● Direction
For the entries that follow, tally the lines holding the string "Licitaciones". Give the total and nothing else.

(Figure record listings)
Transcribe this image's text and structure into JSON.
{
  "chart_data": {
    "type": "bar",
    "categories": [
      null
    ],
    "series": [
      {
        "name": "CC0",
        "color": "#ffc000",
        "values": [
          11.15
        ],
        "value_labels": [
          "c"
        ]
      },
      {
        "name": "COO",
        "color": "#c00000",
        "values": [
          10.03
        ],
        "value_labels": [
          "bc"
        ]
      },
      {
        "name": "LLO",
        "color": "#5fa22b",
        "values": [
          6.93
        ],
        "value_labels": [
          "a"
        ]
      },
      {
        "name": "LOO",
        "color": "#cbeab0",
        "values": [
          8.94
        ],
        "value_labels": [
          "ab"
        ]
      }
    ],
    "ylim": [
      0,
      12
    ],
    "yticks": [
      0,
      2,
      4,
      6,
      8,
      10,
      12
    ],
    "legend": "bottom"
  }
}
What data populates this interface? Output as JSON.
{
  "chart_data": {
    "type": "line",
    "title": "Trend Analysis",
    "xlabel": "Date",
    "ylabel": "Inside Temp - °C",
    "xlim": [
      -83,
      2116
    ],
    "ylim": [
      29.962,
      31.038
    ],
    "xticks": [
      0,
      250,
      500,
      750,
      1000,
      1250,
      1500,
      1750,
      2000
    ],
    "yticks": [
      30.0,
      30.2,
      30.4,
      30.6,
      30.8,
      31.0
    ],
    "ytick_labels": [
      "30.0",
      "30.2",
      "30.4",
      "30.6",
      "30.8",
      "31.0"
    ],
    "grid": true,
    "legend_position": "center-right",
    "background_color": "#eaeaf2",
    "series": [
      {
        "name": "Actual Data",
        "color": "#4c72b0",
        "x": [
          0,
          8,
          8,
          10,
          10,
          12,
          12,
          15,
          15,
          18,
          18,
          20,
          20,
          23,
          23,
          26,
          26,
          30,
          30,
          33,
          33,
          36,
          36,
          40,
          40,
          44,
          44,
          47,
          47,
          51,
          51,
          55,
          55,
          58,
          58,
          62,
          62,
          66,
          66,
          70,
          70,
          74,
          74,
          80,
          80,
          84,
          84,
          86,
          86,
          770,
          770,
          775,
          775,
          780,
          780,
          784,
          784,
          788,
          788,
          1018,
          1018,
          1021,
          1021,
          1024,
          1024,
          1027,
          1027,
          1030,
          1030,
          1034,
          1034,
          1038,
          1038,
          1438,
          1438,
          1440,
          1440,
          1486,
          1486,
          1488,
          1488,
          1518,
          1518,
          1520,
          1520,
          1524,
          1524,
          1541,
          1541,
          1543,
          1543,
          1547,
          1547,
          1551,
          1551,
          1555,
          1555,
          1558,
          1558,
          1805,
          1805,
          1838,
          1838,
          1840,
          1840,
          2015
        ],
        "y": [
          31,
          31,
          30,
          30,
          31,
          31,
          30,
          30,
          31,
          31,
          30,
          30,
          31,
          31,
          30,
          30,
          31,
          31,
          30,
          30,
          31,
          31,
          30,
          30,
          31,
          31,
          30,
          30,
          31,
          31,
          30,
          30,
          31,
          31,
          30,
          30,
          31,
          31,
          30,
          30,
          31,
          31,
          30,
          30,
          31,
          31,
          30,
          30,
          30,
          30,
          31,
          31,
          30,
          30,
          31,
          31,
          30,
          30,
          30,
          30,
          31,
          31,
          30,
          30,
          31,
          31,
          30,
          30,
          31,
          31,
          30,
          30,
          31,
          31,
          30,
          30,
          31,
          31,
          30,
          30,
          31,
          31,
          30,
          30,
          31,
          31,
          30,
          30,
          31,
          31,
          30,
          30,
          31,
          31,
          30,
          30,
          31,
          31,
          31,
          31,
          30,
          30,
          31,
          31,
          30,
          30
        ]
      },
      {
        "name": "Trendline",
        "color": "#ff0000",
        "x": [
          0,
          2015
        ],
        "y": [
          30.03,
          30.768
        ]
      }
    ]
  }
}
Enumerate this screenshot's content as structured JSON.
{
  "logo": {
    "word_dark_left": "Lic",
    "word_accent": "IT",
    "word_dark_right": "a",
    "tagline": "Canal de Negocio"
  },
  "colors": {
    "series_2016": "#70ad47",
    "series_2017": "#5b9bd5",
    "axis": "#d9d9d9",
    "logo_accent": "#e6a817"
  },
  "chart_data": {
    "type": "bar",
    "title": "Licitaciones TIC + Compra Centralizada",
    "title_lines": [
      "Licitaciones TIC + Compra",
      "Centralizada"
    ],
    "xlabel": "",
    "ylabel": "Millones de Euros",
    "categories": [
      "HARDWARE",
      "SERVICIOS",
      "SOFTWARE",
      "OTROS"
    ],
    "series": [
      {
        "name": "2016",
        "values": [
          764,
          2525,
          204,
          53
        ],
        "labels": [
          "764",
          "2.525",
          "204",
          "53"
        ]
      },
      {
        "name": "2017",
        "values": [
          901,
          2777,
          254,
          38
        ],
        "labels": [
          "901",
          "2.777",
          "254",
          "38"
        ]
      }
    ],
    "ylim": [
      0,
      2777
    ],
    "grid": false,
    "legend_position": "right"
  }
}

● The reply
2